▶ **Input rows**:
****************************************

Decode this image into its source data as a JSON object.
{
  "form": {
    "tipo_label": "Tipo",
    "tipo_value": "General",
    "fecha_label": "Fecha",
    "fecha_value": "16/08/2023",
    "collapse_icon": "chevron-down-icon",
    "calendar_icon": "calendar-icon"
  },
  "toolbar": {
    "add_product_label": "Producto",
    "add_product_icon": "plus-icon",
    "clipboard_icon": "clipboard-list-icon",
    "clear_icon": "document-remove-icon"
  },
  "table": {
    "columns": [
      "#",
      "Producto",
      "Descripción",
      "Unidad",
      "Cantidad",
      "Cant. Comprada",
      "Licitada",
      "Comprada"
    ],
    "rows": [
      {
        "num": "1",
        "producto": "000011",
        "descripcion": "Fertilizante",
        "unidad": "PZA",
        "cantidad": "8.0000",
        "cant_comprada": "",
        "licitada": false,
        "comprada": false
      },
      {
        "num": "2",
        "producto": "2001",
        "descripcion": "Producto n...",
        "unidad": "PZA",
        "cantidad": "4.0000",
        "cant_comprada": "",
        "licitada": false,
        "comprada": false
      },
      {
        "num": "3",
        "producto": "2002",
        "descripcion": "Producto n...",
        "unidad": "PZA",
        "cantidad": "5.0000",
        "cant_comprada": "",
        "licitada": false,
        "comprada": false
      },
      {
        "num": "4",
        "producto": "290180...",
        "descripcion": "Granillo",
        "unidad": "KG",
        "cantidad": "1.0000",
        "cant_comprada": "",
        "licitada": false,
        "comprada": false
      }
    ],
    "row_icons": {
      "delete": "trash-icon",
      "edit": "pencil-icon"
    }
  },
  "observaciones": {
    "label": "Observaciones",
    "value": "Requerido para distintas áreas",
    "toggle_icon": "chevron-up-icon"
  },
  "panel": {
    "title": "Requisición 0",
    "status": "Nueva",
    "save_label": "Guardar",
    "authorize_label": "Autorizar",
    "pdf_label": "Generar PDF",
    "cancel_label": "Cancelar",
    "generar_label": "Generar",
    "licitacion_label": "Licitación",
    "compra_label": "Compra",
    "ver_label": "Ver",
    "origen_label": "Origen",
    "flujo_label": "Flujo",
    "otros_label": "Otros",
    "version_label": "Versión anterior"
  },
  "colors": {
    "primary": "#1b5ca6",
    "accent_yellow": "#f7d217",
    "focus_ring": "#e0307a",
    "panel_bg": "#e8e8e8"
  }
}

****************************************

▶ **Work instructions**: Reproduce the material precisely, including every line.

▶ **Output for this task**:
Decode this image into its source data as a JSON object.
{
  "form": {
    "tipo_label": "Tipo",
    "tipo_value": "General",
    "fecha_label": "Fecha",
    "fecha_value": "16/08/2023",
    "collapse_icon": "chevron-down-icon",
    "calendar_icon": "calendar-icon"
  },
  "toolbar": {
    "add_product_label": "Producto",
    "add_product_icon": "plus-icon",
    "clipboard_icon": "clipboard-list-icon",
    "clear_icon": "document-remove-icon"
  },
  "table": {
    "columns": [
      "#",
      "Producto",
      "Descripción",
      "Unidad",
      "Cantidad",
      "Cant. Comprada",
      "Licitada",
      "Comprada"
    ],
    "rows": [
      {
        "num": "1",
        "producto": "000011",
        "descripcion": "Fertilizante",
        "unidad": "PZA",
        "cantidad": "8.0000",
        "cant_comprada": "",
        "licitada": false,
        "comprada": false
      },
      {
        "num": "2",
        "producto": "2001",
        "descripcion": "Producto n...",
        "unidad": "PZA",
        "cantidad": "4.0000",
        "cant_comprada": "",
        "licitada": false,
        "comprada": false
      },
      {
        "num": "3",
        "producto": "2002",
        "descripcion": "Producto n...",
        "unidad": "PZA",
        "cantidad": "5.0000",
        "cant_comprada": "",
        "licitada": false,
        "comprada": false
      },
      {
        "num": "4",
        "producto": "290180...",
        "descripcion": "Granillo",
        "unidad": "KG",
        "cantidad": "1.0000",
        "cant_comprada": "",
        "licitada": false,
        "comprada": false
      }
    ],
    "row_icons": {
      "delete": "trash-icon",
      "edit": "pencil-icon"
    }
  },
  "observaciones": {
    "label": "Observaciones",
    "value": "Requerido para distintas áreas",
    "toggle_icon": "chevron-up-icon"
  },
  "panel": {
    "title": "Requisición 0",
    "status": "Nueva",
    "save_label": "Guardar",
    "authorize_label": "Autorizar",
    "pdf_label": "Generar PDF",
    "cancel_label": "Cancelar",
    "generar_label": "Generar",
    "licitacion_label": "Licitación",
    "compra_label": "Compra",
    "ver_label": "Ver",
    "origen_label": "Origen",
    "flujo_label": "Flujo",
    "otros_label": "Otros",
    "version_label": "Versión anterior"
  },
  "colors": {
    "primary": "#1b5ca6",
    "accent_yellow": "#f7d217",
    "focus_ring": "#e0307a",
    "panel_bg": "#e8e8e8"
  }
}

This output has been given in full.